-- DATA SUPPLIED start --
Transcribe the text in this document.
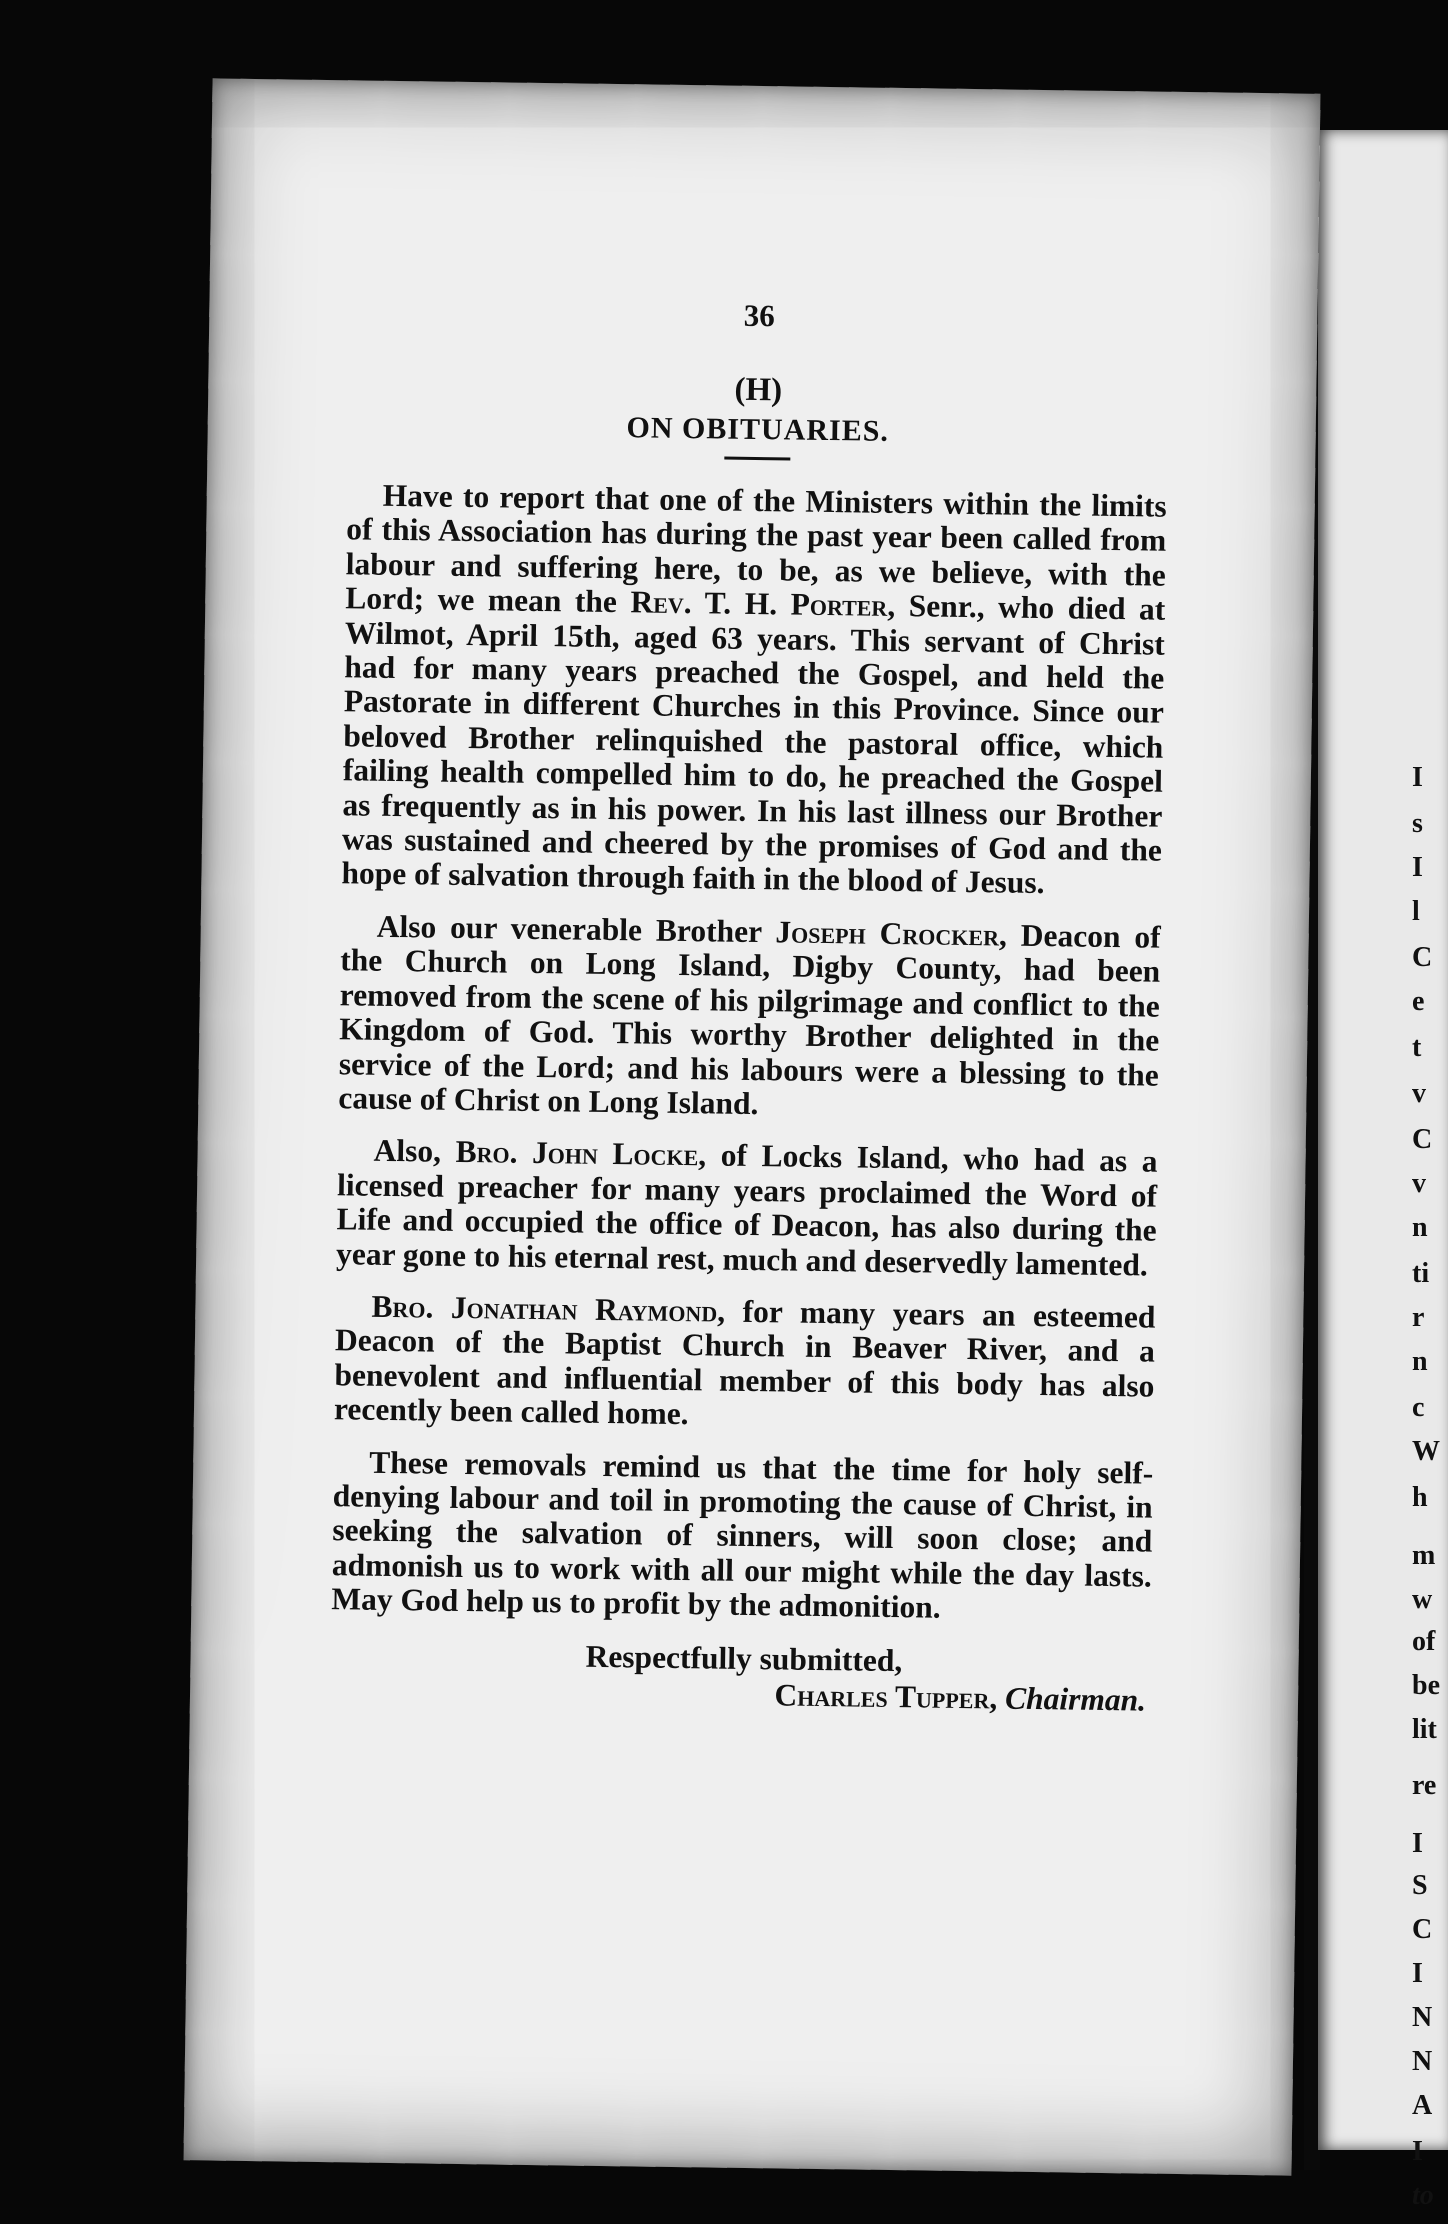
36
(H)
ON OBITUARIES.

Have to report that one of the Ministers within the limits of this Association has during the past year been called from labour and suffering here, to be, as we believe, with the Lord; we mean the Rev. T. H. Porter, Senr., who died at Wilmot, April 15th, aged 63 years. This servant of Christ had for many years preached the Gospel, and held the Pastorate in different Churches in this Province. Since our beloved Brother relinquished the pastoral office, which failing health compelled him to do, he preached the Gospel as frequently as in his power. In his last illness our Brother was sustained and cheered by the promises of God and the hope of salvation through faith in the blood of Jesus.

Also our venerable Brother Joseph Crocker, Deacon of the Church on Long Island, Digby County, had been removed from the scene of his pilgrimage and conflict to the Kingdom of God. This worthy Brother delighted in the service of the Lord; and his labours were a blessing to the cause of Christ on Long Island.

Also, Bro. John Locke, of Locks Island, who had as a licensed preacher for many years proclaimed the Word of Life and occupied the office of Deacon, has also during the year gone to his eternal rest, much and deservedly lamented.

Bro. Jonathan Raymond, for many years an esteemed Deacon of the Baptist Church in Beaver River, and a benevolent and influential member of this body has also recently been called home.

These removals remind us that the time for holy self-denying labour and toil in promoting the cause of Christ, in seeking the salvation of sinners, will soon close; and admonish us to work with all our might while the day lasts. May God help us to profit by the admonition.

Respectfully submitted,

Charles Tupper, Chairman.

I
s
I
l
C
e
t
v
C
v
n
ti
r
n
c
W
h
m
w
of
be
lit
re
I
S
C
I
N
N
A
I
to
-- DATA SUPPLIED end --
● AIM OF THE EXERCISE: Make an exact copy of the listing above. Do not include the pictures.

● RESULT OF THIS TASK:
Transcribe the text in this document.
36
(H)
ON OBITUARIES.

Have to report that one of the Ministers within the limits of this Association has during the past year been called from labour and suffering here, to be, as we believe, with the Lord; we mean the Rev. T. H. Porter, Senr., who died at Wilmot, April 15th, aged 63 years. This servant of Christ had for many years preached the Gospel, and held the Pastorate in different Churches in this Province. Since our beloved Brother relinquished the pastoral office, which failing health compelled him to do, he preached the Gospel as frequently as in his power. In his last illness our Brother was sustained and cheered by the promises of God and the hope of salvation through faith in the blood of Jesus.

Also our venerable Brother Joseph Crocker, Deacon of the Church on Long Island, Digby County, had been removed from the scene of his pilgrimage and conflict to the Kingdom of God. This worthy Brother delighted in the service of the Lord; and his labours were a blessing to the cause of Christ on Long Island.

Also, Bro. John Locke, of Locks Island, who had as a licensed preacher for many years proclaimed the Word of Life and occupied the office of Deacon, has also during the year gone to his eternal rest, much and deservedly lamented.

Bro. Jonathan Raymond, for many years an esteemed Deacon of the Baptist Church in Beaver River, and a benevolent and influential member of this body has also recently been called home.

These removals remind us that the time for holy self-denying labour and toil in promoting the cause of Christ, in seeking the salvation of sinners, will soon close; and admonish us to work with all our might while the day lasts. May God help us to profit by the admonition.

Respectfully submitted,

Charles Tupper, Chairman.

I
s
I
l
C
e
t
v
C
v
n
ti
r
n
c
W
h
m
w
of
be
lit
re
I
S
C
I
N
N
A
I
to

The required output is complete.